## What you have to do
Here are some records; copy every line that holds the word "Inner".

>> start

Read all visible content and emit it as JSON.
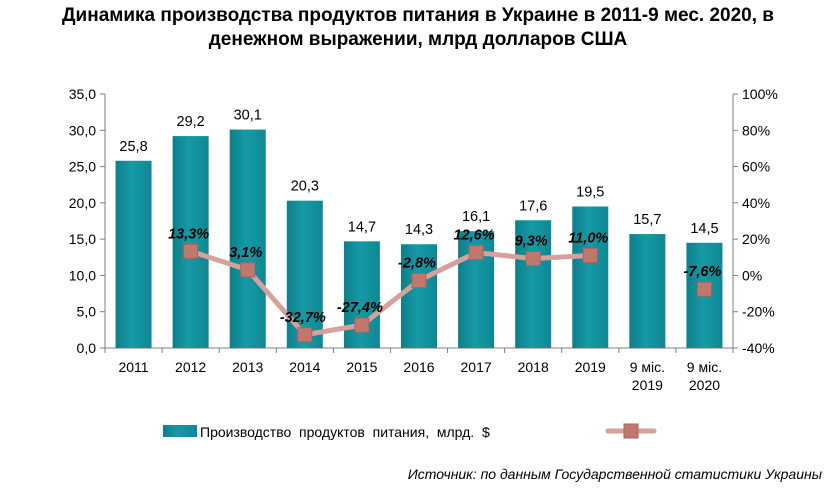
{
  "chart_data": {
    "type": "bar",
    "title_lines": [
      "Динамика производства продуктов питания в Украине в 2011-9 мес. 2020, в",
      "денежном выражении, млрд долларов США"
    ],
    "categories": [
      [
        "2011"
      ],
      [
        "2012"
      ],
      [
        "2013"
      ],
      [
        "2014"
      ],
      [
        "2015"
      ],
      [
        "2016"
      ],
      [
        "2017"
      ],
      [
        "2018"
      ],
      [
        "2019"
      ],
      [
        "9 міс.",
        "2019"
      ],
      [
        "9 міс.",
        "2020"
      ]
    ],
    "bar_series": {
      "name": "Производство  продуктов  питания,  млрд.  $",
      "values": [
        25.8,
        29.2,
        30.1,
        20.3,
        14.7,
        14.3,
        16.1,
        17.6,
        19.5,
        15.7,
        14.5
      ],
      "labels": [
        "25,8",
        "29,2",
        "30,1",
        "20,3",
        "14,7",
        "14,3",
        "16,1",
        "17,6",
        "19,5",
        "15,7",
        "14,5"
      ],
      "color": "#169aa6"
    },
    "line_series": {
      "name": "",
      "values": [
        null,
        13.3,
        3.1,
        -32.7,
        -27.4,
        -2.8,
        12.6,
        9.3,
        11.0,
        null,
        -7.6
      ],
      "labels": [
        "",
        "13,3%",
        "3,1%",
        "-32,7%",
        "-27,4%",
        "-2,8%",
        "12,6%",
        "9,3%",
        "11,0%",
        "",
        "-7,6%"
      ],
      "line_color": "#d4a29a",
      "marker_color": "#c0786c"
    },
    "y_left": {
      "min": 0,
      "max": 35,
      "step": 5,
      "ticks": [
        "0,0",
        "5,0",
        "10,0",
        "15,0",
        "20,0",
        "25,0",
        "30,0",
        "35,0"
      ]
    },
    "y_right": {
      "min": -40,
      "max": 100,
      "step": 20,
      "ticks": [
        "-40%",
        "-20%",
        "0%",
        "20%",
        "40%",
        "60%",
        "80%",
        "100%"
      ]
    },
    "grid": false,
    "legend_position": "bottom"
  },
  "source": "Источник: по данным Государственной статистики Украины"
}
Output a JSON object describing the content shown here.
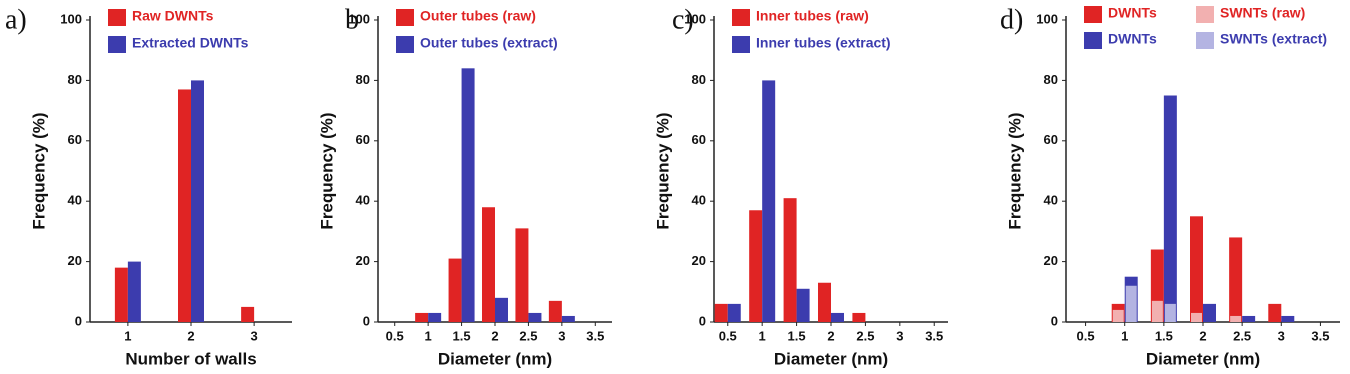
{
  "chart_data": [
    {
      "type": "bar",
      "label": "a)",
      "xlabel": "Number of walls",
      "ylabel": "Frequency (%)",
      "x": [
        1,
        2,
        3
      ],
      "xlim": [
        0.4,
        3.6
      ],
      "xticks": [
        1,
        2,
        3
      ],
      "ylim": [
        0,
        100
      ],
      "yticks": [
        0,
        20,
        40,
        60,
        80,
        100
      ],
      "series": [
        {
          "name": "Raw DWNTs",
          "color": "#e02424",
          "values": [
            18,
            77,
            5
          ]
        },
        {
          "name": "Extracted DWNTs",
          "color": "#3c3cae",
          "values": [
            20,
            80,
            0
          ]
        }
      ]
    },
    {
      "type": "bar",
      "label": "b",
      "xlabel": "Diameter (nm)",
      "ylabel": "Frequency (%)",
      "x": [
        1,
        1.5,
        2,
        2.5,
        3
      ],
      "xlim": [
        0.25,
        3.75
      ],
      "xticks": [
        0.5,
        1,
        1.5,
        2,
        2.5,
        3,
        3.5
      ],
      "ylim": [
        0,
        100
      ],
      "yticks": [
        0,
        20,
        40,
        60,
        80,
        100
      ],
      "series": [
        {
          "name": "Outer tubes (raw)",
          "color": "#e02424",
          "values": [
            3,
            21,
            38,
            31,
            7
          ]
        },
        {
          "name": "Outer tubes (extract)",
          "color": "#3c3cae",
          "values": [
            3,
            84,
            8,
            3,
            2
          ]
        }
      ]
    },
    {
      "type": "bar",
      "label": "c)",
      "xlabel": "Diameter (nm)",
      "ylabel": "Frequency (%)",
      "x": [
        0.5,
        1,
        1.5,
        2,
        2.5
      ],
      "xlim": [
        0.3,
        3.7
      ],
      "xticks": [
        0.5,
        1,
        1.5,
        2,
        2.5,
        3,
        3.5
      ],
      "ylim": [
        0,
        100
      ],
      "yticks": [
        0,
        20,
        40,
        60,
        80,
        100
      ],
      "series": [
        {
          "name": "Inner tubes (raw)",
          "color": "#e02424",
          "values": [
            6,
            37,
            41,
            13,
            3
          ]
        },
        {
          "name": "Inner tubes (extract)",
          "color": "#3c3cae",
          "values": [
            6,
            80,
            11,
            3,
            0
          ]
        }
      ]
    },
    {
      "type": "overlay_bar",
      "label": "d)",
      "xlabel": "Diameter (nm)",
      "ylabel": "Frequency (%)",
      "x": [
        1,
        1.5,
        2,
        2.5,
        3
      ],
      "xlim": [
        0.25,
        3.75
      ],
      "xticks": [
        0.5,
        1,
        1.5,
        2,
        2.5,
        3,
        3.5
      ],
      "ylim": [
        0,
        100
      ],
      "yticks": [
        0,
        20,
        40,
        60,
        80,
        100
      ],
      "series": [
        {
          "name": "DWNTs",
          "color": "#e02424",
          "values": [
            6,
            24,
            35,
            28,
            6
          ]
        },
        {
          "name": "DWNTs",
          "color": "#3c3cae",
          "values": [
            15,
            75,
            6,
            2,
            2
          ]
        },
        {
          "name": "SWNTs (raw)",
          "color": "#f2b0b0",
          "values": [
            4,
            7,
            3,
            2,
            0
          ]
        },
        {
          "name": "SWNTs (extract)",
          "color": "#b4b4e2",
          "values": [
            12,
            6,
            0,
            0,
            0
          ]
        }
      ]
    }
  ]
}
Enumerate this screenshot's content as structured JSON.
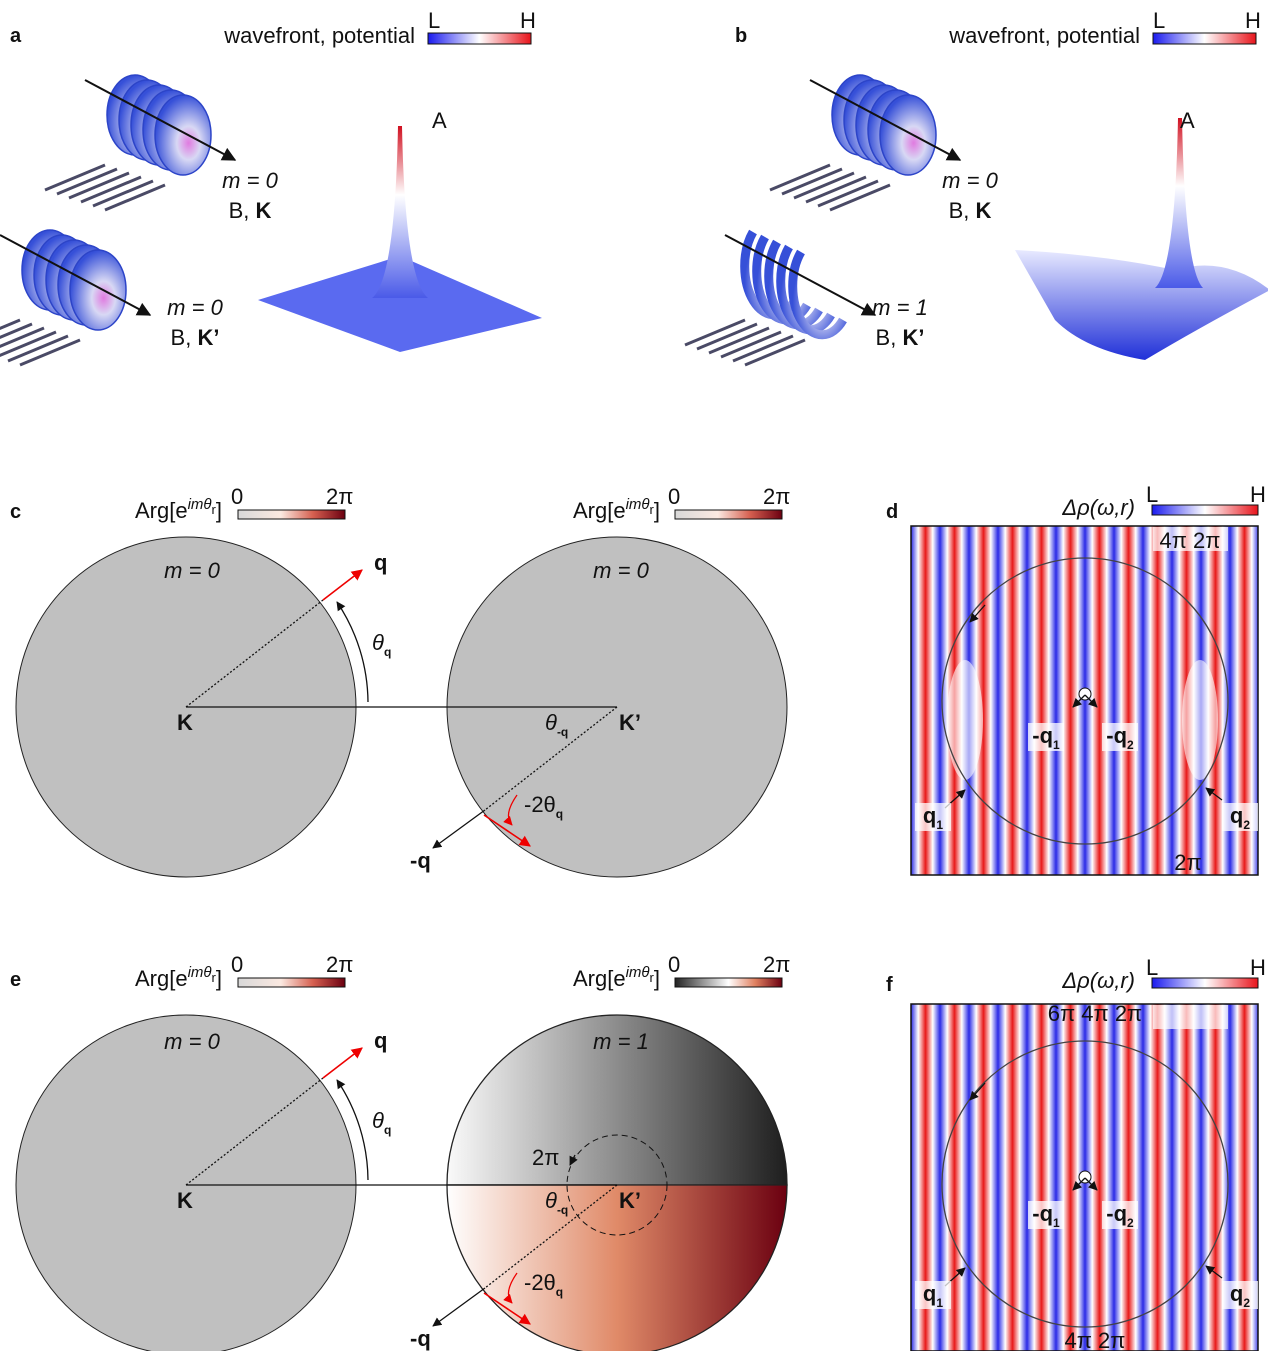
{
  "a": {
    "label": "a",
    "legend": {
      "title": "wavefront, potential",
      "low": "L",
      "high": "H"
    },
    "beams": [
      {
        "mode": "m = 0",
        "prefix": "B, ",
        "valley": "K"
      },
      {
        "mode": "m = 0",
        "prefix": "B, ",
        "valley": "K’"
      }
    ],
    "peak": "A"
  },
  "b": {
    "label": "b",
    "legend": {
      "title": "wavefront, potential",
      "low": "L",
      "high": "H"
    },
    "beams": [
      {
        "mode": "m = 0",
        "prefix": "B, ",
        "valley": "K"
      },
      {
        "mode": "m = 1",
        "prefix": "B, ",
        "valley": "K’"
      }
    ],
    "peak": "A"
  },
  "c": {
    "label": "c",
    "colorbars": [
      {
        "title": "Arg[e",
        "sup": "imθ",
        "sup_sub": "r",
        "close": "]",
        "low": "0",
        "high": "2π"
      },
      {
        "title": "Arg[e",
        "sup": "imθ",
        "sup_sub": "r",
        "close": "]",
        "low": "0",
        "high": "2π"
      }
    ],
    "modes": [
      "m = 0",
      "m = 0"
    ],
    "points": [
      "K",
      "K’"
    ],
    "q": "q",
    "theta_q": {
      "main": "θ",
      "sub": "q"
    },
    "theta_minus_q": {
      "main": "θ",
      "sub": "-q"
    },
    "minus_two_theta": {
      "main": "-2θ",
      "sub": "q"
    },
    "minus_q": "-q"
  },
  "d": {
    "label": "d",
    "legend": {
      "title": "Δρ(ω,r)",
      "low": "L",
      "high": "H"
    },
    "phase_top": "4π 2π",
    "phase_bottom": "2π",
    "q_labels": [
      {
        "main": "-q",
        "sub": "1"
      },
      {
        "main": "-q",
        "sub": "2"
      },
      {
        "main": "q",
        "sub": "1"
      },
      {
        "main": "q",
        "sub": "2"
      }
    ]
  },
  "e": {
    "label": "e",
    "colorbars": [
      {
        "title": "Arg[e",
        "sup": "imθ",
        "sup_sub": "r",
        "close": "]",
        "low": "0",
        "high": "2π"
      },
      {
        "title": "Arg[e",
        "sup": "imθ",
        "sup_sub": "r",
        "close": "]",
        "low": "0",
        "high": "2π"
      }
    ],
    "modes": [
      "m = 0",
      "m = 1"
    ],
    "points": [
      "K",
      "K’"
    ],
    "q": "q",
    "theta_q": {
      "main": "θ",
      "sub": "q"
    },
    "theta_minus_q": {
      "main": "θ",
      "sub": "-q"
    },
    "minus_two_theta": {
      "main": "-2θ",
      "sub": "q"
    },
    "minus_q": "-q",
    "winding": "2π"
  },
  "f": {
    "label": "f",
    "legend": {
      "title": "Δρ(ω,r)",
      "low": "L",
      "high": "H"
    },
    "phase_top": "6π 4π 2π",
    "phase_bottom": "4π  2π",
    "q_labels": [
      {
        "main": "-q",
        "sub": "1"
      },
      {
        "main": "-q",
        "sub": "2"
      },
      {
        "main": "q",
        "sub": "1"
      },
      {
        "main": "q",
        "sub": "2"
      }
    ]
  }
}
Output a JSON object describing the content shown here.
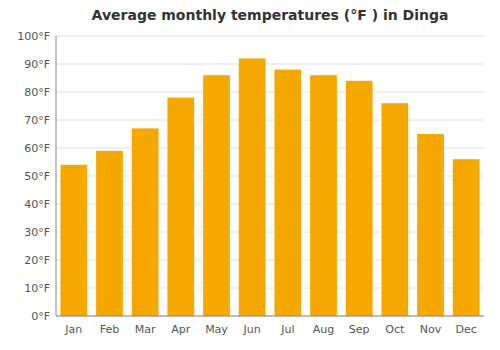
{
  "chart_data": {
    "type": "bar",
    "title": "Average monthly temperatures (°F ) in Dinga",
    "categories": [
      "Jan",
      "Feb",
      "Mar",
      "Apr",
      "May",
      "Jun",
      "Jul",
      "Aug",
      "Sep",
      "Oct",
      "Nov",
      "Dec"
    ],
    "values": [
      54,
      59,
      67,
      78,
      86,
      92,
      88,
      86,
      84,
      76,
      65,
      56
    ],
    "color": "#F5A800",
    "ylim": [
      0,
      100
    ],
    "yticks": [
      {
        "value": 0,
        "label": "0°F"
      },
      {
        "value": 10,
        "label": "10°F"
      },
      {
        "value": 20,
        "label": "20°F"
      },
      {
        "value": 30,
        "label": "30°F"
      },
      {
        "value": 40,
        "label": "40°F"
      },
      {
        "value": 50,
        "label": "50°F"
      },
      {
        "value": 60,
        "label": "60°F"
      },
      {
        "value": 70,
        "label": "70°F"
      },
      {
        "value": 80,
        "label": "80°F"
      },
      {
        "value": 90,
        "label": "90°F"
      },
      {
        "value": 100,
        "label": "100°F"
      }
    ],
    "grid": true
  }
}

>> end

## Reply to the exercise
          "name": "Inner tubes (raw)",
          "name": "Inner tubes (extract)",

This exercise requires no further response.